Pull out every line below that contains the word "xlabel".

Records that describe figures
══════════════════════════════

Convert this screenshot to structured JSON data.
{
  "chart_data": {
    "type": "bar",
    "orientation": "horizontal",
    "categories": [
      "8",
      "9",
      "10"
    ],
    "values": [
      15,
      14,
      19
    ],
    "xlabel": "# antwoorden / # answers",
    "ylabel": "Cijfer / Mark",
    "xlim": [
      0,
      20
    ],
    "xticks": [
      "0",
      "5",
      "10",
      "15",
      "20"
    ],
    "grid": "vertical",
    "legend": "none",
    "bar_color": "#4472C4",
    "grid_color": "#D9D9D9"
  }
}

══════════════════════════════

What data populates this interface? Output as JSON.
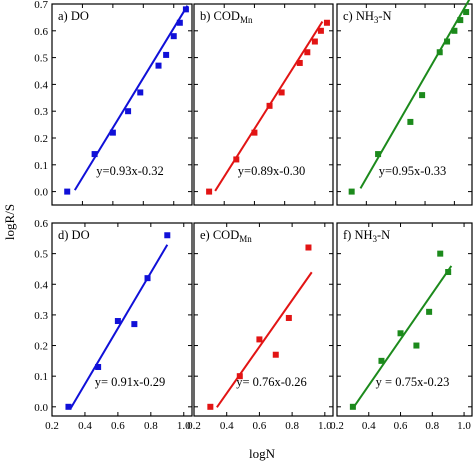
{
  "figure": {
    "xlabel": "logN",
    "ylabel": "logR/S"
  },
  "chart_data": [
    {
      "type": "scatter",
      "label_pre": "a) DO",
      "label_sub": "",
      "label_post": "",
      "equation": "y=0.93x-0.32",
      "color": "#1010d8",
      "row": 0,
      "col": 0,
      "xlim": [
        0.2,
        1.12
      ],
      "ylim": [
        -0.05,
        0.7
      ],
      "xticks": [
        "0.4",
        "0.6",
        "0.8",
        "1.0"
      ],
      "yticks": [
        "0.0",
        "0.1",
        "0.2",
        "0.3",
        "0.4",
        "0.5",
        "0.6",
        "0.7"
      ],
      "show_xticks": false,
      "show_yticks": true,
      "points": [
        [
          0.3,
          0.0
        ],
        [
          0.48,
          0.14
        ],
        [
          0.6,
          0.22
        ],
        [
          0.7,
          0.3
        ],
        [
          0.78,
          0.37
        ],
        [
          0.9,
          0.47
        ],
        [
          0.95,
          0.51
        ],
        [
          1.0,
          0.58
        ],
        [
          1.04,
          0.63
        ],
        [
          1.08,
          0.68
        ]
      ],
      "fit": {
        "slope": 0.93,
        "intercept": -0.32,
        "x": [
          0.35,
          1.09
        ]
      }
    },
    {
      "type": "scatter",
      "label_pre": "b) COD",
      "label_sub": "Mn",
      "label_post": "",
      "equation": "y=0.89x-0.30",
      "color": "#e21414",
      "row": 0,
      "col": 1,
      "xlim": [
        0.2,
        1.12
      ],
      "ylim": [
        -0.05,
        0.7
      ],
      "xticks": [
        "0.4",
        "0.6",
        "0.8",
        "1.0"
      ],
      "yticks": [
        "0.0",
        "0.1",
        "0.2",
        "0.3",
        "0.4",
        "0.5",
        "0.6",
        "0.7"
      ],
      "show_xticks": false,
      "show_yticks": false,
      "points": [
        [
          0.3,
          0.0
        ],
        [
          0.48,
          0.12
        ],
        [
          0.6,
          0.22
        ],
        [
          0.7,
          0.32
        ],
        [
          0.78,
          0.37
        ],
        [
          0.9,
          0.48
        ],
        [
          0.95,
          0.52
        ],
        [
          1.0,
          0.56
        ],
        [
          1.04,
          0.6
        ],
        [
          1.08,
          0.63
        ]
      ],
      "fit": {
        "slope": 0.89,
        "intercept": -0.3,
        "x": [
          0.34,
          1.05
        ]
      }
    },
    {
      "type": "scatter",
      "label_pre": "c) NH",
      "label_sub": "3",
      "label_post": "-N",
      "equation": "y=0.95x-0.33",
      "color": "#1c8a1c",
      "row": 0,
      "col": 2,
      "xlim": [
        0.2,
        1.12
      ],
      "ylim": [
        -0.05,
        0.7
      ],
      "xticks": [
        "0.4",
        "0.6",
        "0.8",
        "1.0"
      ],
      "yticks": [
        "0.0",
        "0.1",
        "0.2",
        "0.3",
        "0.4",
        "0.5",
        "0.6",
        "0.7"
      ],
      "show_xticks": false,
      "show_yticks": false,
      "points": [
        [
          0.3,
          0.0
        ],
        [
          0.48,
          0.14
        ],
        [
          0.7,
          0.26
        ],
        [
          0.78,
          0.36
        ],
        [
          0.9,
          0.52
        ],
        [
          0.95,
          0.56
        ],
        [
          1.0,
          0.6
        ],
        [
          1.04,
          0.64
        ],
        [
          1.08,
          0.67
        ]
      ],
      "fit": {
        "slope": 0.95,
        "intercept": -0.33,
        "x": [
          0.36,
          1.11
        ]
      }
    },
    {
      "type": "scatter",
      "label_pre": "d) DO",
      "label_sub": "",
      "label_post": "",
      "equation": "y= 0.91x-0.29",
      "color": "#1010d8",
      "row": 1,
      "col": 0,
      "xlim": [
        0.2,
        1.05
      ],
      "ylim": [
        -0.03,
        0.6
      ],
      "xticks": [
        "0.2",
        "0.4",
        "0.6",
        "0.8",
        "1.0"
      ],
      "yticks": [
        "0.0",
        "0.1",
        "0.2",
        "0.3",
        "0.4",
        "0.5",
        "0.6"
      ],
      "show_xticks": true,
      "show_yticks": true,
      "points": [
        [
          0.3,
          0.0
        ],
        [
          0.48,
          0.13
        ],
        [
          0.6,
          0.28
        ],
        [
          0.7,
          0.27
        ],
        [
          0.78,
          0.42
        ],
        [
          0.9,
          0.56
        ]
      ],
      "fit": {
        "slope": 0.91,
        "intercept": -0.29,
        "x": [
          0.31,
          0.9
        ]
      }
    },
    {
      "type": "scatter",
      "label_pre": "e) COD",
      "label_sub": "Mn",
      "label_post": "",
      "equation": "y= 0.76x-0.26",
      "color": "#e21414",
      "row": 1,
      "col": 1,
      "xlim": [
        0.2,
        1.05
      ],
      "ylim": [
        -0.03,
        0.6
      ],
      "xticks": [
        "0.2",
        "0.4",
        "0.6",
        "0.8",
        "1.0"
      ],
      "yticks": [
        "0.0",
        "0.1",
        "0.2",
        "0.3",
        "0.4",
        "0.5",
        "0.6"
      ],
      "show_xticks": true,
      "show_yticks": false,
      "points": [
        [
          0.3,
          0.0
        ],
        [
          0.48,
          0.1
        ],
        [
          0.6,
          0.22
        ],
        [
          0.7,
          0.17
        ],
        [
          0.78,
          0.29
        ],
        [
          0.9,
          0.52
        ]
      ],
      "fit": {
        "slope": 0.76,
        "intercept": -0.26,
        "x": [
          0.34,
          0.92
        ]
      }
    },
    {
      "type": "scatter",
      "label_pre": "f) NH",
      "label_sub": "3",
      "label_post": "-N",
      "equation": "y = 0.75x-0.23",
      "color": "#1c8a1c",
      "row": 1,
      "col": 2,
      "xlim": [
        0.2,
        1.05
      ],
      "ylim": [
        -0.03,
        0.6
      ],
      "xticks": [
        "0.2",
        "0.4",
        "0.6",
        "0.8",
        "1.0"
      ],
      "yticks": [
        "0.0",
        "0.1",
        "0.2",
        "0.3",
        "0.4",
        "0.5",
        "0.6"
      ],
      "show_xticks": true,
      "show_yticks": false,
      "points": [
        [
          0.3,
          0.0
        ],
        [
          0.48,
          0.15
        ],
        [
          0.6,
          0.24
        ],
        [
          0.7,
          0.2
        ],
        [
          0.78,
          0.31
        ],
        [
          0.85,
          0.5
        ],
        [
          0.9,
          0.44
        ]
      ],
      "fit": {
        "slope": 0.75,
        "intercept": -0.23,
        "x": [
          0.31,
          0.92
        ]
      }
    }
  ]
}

══════════════════════════════

## OUTPUT BELOW
    "xlabel": "# antwoorden / # answers",
    "xlabel": "logN",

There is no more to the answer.